**WHAT IS ASKED:** State only how many lines below include the string "الجنة".

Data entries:
--------------------------------

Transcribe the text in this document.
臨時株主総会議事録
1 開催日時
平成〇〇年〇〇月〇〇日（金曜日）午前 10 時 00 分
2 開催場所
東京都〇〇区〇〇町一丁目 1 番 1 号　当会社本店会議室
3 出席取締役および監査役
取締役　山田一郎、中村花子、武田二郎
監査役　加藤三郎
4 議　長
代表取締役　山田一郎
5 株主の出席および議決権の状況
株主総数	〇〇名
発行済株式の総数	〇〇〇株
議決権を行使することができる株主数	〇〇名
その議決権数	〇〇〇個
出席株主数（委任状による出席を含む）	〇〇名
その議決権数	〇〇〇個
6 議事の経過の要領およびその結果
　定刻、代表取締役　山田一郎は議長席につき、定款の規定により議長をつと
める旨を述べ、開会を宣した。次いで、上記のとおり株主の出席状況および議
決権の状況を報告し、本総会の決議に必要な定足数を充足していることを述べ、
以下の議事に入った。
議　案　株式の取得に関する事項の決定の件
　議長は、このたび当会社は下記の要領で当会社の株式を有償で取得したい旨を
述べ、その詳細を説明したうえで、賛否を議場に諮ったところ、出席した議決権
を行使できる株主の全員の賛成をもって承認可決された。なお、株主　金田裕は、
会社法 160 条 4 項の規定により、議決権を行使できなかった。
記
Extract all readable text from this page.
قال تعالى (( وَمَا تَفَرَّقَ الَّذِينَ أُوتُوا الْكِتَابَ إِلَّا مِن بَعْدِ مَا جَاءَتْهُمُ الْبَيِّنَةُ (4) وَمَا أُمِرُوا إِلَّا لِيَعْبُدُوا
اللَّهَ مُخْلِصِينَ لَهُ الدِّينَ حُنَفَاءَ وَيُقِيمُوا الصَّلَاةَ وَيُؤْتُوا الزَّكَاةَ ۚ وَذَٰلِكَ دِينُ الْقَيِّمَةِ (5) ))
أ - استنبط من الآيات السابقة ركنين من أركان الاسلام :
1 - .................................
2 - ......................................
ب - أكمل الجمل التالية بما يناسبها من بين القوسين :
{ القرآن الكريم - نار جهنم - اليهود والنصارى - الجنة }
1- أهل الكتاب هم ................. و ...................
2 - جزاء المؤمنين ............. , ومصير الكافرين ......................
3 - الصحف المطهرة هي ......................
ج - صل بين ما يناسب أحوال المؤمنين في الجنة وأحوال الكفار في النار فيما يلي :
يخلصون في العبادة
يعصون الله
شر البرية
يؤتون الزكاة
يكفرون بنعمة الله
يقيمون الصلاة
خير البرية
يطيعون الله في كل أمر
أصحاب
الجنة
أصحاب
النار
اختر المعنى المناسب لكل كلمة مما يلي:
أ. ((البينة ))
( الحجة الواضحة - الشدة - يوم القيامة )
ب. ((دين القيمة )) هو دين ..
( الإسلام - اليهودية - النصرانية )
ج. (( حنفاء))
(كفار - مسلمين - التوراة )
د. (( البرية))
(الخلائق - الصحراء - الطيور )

--------------------------------

**TASK RESPONSE:** 3